- **RECORD SET**:
================

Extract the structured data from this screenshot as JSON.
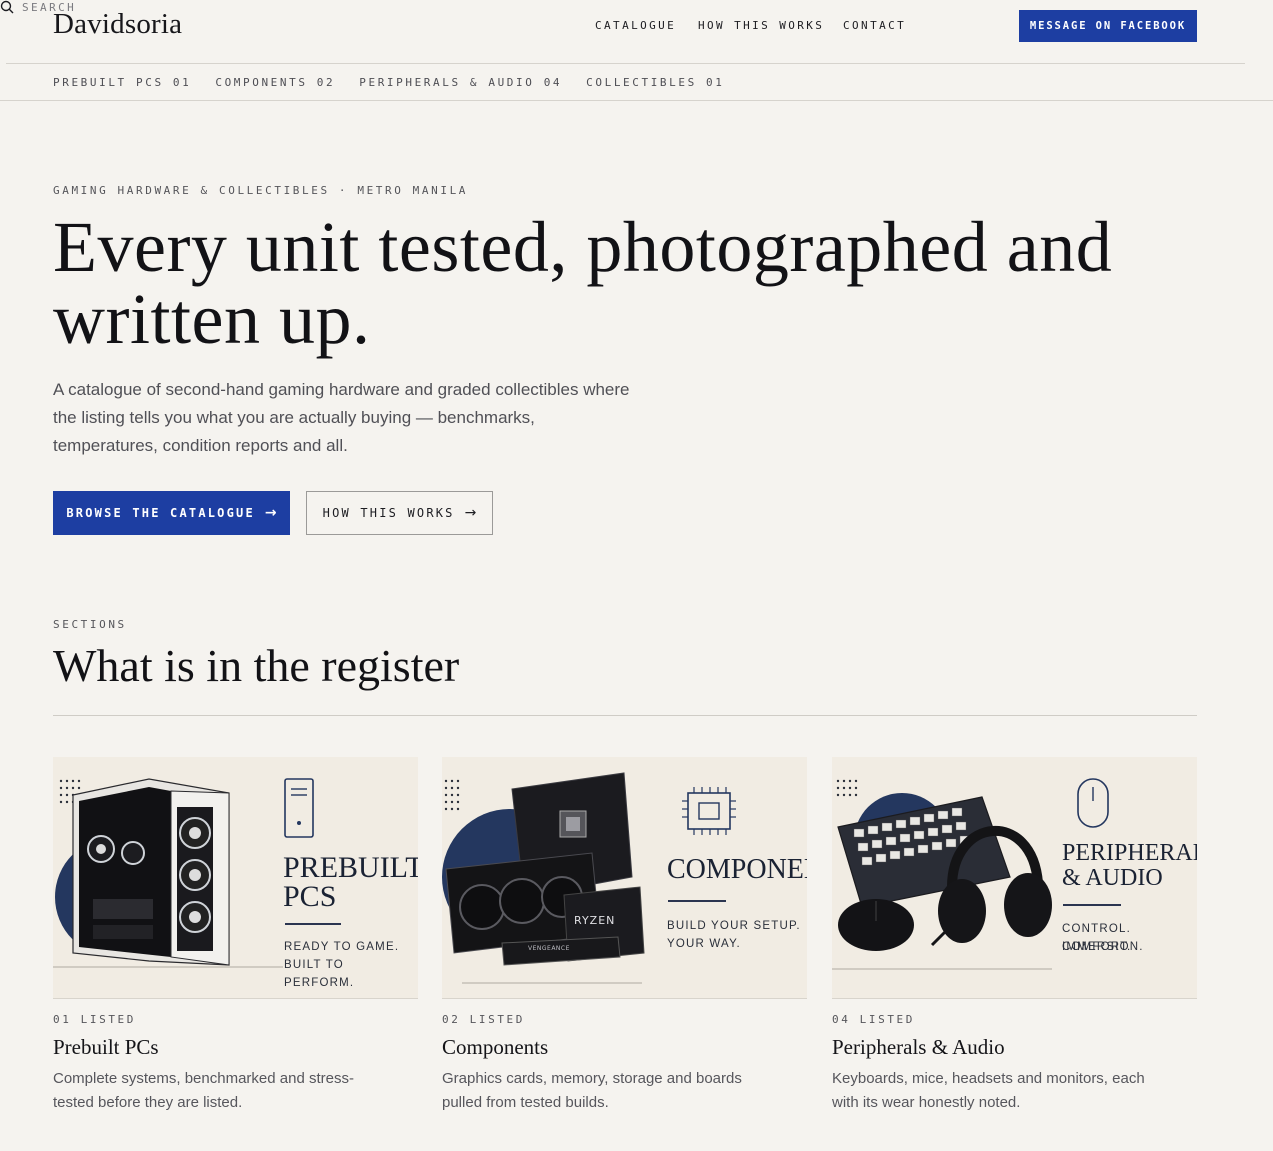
{
  "brand": "Davidsoria",
  "nav": {
    "catalogue": "CATALOGUE",
    "how": "HOW THIS WORKS",
    "contact": "CONTACT",
    "search": "SEARCH",
    "facebook": "MESSAGE ON FACEBOOK"
  },
  "subnav": [
    "PREBUILT PCS 01",
    "COMPONENTS 02",
    "PERIPHERALS & AUDIO 04",
    "COLLECTIBLES 01"
  ],
  "hero": {
    "eyebrow": "GAMING HARDWARE & COLLECTIBLES · METRO MANILA",
    "title": "Every unit tested, photographed and written up.",
    "copy": "A catalogue of second-hand gaming hardware and graded collectibles where the listing tells you what you are actually buying — benchmarks, temperatures, condition reports and all.",
    "primary_cta": "BROWSE THE CATALOGUE",
    "secondary_cta": "HOW THIS WORKS"
  },
  "sections": {
    "eyebrow": "SECTIONS",
    "title": "What is in the register"
  },
  "cards": [
    {
      "img_heading_1": "PREBUILT",
      "img_heading_2": "PCS",
      "img_tag_1": "READY TO GAME.",
      "img_tag_2": "BUILT TO PERFORM.",
      "count": "01 LISTED",
      "title": "Prebuilt PCs",
      "desc": "Complete systems, benchmarked and stress-tested before they are listed."
    },
    {
      "img_heading_1": "COMPONENTS",
      "img_tag_1": "BUILD YOUR SETUP.",
      "img_tag_2": "YOUR WAY.",
      "img_chip": "RYZEN",
      "img_ram": "VENGEANCE",
      "count": "02 LISTED",
      "title": "Components",
      "desc": "Graphics cards, memory, storage and boards pulled from tested builds."
    },
    {
      "img_heading_1": "PERIPHERALS",
      "img_heading_2": "& AUDIO",
      "img_tag_1": "CONTROL. COMFORT.",
      "img_tag_2": "IMMERSION.",
      "count": "04 LISTED",
      "title": "Peripherals & Audio",
      "desc": "Keyboards, mice, headsets and monitors, each with its wear honestly noted."
    }
  ],
  "colors": {
    "accent": "#1d3ea2",
    "background": "#f5f3ef",
    "ink": "#121216",
    "navy_art": "#24375f"
  }
}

================

- **EXERCISE INSTRUCTIONS**: Repeat the listing in full and exactly. Do not include any images.

- **WRITTEN RESPONSE**:
Extract the structured data from this screenshot as JSON.
{
  "brand": "Davidsoria",
  "nav": {
    "catalogue": "CATALOGUE",
    "how": "HOW THIS WORKS",
    "contact": "CONTACT",
    "search": "SEARCH",
    "facebook": "MESSAGE ON FACEBOOK"
  },
  "subnav": [
    "PREBUILT PCS 01",
    "COMPONENTS 02",
    "PERIPHERALS & AUDIO 04",
    "COLLECTIBLES 01"
  ],
  "hero": {
    "eyebrow": "GAMING HARDWARE & COLLECTIBLES · METRO MANILA",
    "title": "Every unit tested, photographed and written up.",
    "copy": "A catalogue of second-hand gaming hardware and graded collectibles where the listing tells you what you are actually buying — benchmarks, temperatures, condition reports and all.",
    "primary_cta": "BROWSE THE CATALOGUE",
    "secondary_cta": "HOW THIS WORKS"
  },
  "sections": {
    "eyebrow": "SECTIONS",
    "title": "What is in the register"
  },
  "cards": [
    {
      "img_heading_1": "PREBUILT",
      "img_heading_2": "PCS",
      "img_tag_1": "READY TO GAME.",
      "img_tag_2": "BUILT TO PERFORM.",
      "count": "01 LISTED",
      "title": "Prebuilt PCs",
      "desc": "Complete systems, benchmarked and stress-tested before they are listed."
    },
    {
      "img_heading_1": "COMPONENTS",
      "img_tag_1": "BUILD YOUR SETUP.",
      "img_tag_2": "YOUR WAY.",
      "img_chip": "RYZEN",
      "img_ram": "VENGEANCE",
      "count": "02 LISTED",
      "title": "Components",
      "desc": "Graphics cards, memory, storage and boards pulled from tested builds."
    },
    {
      "img_heading_1": "PERIPHERALS",
      "img_heading_2": "& AUDIO",
      "img_tag_1": "CONTROL. COMFORT.",
      "img_tag_2": "IMMERSION.",
      "count": "04 LISTED",
      "title": "Peripherals & Audio",
      "desc": "Keyboards, mice, headsets and monitors, each with its wear honestly noted."
    }
  ],
  "colors": {
    "accent": "#1d3ea2",
    "background": "#f5f3ef",
    "ink": "#121216",
    "navy_art": "#24375f"
  }
}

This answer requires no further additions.